• [What is being asked]
List all the lines in these records that hold "Daily".

• [Input data]

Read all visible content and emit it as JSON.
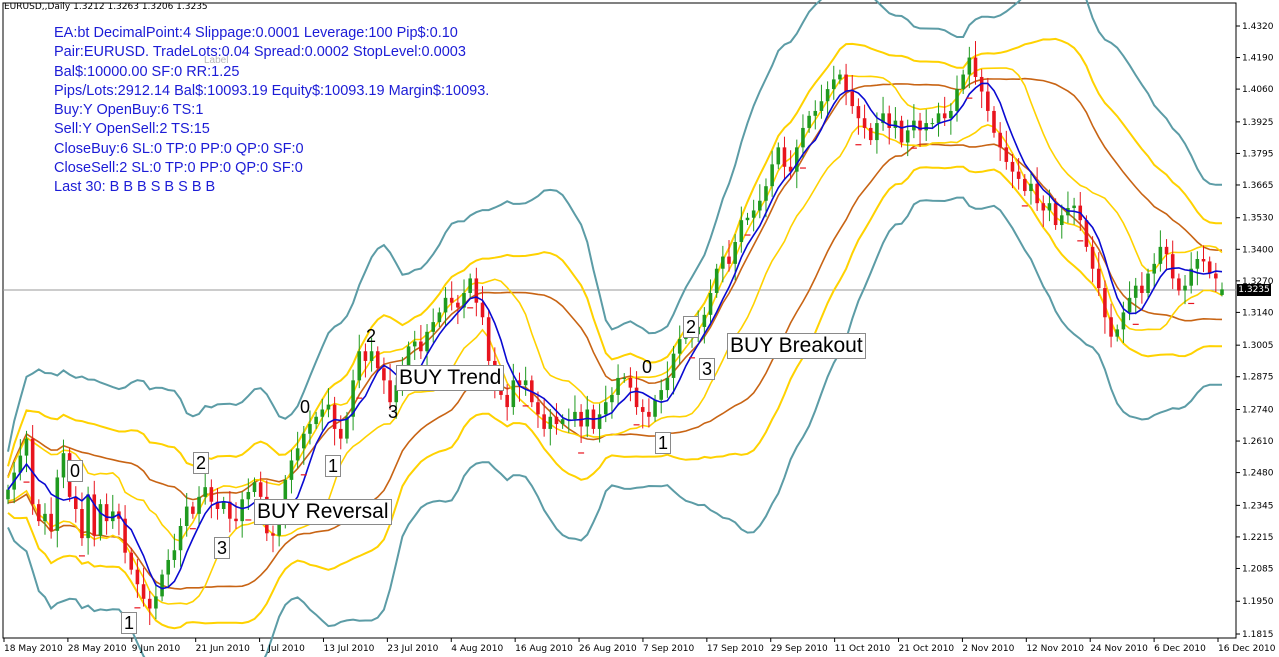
{
  "symbol_label": "EURUSD,,Daily  1.3212 1.3263 1.3206 1.3235",
  "info_lines": [
    "EA:bt DecimalPoint:4 Slippage:0.0001 Leverage:100 Pip$:0.10",
    "Pair:EURUSD. TradeLots:0.04 Spread:0.0002 StopLevel:0.0003",
    "Bal$:10000.00 SF:0 RR:1.25",
    "Pips/Lots:2912.14 Bal$:10093.19 Equity$:10093.19 Margin$:10093.",
    "Buy:Y OpenBuy:6 TS:1",
    "Sell:Y OpenSell:2 TS:15",
    "CloseBuy:6 SL:0 TP:0 PP:0 QP:0 SF:0",
    "CloseSell:2 SL:0 TP:0 PP:0 QP:0 SF:0",
    "Last 30: B B B S B S B B"
  ],
  "faint_label": "Label",
  "annotations": {
    "buy_reversal": "BUY Reversal",
    "buy_trend": "BUY Trend",
    "buy_breakout": "BUY Breakout"
  },
  "wave_labels": {
    "r0": "0",
    "r1": "1",
    "r2": "2",
    "r3": "3",
    "t0": "0",
    "t1": "1",
    "t2": "2",
    "t3": "3",
    "b0": "0",
    "b1": "1",
    "b2": "2",
    "b3": "3"
  },
  "current_price": "1.3235",
  "chart_data": {
    "type": "line",
    "title": "EURUSD,,Daily  1.3212 1.3263 1.3206 1.3235",
    "y_ticks": [
      "1.4320",
      "1.4190",
      "1.4060",
      "1.3925",
      "1.3795",
      "1.3665",
      "1.3530",
      "1.3400",
      "1.3270",
      "1.3140",
      "1.3005",
      "1.2875",
      "1.2740",
      "1.2610",
      "1.2480",
      "1.2345",
      "1.2215",
      "1.2085",
      "1.1950",
      "1.1815"
    ],
    "x_ticks": [
      "18 May 2010",
      "28 May 2010",
      "9 Jun 2010",
      "21 Jun 2010",
      "1 Jul 2010",
      "13 Jul 2010",
      "23 Jul 2010",
      "4 Aug 2010",
      "16 Aug 2010",
      "26 Aug 2010",
      "7 Sep 2010",
      "17 Sep 2010",
      "29 Sep 2010",
      "11 Oct 2010",
      "21 Oct 2010",
      "2 Nov 2010",
      "12 Nov 2010",
      "24 Nov 2010",
      "6 Dec 2010",
      "16 Dec 2010"
    ],
    "ylim": [
      1.1815,
      1.432
    ],
    "last_bar": {
      "open": 1.3212,
      "high": 1.3263,
      "low": 1.3206,
      "close": 1.3235
    },
    "close_series": [
      1.241,
      1.248,
      1.255,
      1.262,
      1.235,
      1.228,
      1.231,
      1.224,
      1.246,
      1.256,
      1.238,
      1.233,
      1.221,
      1.239,
      1.222,
      1.235,
      1.228,
      1.232,
      1.229,
      1.215,
      1.208,
      1.202,
      1.196,
      1.192,
      1.197,
      1.206,
      1.212,
      1.216,
      1.226,
      1.234,
      1.231,
      1.238,
      1.242,
      1.236,
      1.233,
      1.236,
      1.229,
      1.228,
      1.237,
      1.24,
      1.244,
      1.238,
      1.223,
      1.222,
      1.227,
      1.245,
      1.253,
      1.258,
      1.264,
      1.268,
      1.271,
      1.274,
      1.276,
      1.266,
      1.262,
      1.271,
      1.286,
      1.298,
      1.294,
      1.298,
      1.291,
      1.286,
      1.277,
      1.284,
      1.29,
      1.3,
      1.302,
      1.298,
      1.306,
      1.31,
      1.314,
      1.32,
      1.318,
      1.316,
      1.322,
      1.328,
      1.318,
      1.312,
      1.294,
      1.283,
      1.28,
      1.275,
      1.286,
      1.284,
      1.286,
      1.277,
      1.272,
      1.266,
      1.271,
      1.268,
      1.27,
      1.27,
      1.273,
      1.267,
      1.274,
      1.266,
      1.272,
      1.277,
      1.28,
      1.287,
      1.287,
      1.283,
      1.275,
      1.273,
      1.271,
      1.278,
      1.282,
      1.287,
      1.297,
      1.303,
      1.305,
      1.305,
      1.308,
      1.313,
      1.322,
      1.332,
      1.337,
      1.334,
      1.343,
      1.352,
      1.353,
      1.356,
      1.36,
      1.366,
      1.375,
      1.382,
      1.374,
      1.372,
      1.382,
      1.39,
      1.395,
      1.397,
      1.401,
      1.406,
      1.41,
      1.412,
      1.405,
      1.399,
      1.394,
      1.39,
      1.385,
      1.392,
      1.396,
      1.39,
      1.393,
      1.384,
      1.389,
      1.393,
      1.389,
      1.392,
      1.392,
      1.396,
      1.394,
      1.397,
      1.406,
      1.412,
      1.419,
      1.411,
      1.405,
      1.397,
      1.388,
      1.382,
      1.376,
      1.372,
      1.369,
      1.364,
      1.367,
      1.359,
      1.356,
      1.359,
      1.35,
      1.354,
      1.357,
      1.358,
      1.352,
      1.341,
      1.332,
      1.324,
      1.312,
      1.304,
      1.307,
      1.314,
      1.32,
      1.325,
      1.322,
      1.33,
      1.334,
      1.341,
      1.338,
      1.328,
      1.323,
      1.325,
      1.332,
      1.336,
      1.335,
      1.33,
      1.328,
      1.324
    ]
  }
}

• [Solved exercise]
  "symbol_label": "EURUSD,,Daily  1.3212 1.3263 1.3206 1.3235",
    "title": "EURUSD,,Daily  1.3212 1.3263 1.3206 1.3235",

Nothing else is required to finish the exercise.